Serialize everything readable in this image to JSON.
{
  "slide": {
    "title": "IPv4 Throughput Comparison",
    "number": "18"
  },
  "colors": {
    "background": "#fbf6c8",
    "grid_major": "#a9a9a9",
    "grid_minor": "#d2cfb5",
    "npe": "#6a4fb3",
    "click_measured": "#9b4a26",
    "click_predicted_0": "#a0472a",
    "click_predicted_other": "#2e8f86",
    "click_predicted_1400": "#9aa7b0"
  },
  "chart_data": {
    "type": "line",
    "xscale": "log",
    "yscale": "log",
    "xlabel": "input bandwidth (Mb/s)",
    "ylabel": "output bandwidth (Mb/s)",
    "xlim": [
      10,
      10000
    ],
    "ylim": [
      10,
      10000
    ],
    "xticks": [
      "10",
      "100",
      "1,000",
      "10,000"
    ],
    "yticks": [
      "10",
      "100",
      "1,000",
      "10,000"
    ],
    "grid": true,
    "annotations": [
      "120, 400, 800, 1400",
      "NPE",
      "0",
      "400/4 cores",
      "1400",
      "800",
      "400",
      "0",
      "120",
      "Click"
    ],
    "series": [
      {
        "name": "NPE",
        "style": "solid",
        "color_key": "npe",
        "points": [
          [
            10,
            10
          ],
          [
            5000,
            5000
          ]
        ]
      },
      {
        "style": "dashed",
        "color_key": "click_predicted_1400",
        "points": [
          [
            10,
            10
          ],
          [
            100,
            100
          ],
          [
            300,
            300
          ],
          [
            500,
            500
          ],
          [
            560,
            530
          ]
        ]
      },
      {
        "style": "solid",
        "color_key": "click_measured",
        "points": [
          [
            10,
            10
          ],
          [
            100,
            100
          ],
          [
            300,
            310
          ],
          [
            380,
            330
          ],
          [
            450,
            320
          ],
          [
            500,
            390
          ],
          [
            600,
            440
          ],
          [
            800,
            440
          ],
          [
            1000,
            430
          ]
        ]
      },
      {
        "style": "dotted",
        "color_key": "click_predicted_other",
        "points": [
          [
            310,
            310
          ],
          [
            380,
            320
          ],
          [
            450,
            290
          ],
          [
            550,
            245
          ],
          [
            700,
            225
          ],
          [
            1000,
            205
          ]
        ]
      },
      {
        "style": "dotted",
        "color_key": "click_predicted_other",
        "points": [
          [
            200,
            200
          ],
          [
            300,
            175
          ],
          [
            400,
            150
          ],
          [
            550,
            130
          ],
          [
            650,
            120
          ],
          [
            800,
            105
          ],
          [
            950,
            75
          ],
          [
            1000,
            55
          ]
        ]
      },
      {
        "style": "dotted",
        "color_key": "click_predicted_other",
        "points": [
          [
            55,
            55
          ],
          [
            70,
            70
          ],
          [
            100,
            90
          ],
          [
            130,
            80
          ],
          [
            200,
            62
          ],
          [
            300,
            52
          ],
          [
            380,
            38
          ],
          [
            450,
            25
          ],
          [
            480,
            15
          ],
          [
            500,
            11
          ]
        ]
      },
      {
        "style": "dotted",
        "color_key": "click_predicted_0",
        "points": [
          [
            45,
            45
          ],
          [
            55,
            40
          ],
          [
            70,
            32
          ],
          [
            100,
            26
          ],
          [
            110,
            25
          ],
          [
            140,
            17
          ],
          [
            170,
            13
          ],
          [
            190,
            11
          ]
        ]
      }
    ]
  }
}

══════════

:: Aim of the task ::
Copy each line above that contains the string "bandwidth".

:: Exercise result ::
    "xlabel": "input bandwidth (Mb/s)",
    "ylabel": "output bandwidth (Mb/s)",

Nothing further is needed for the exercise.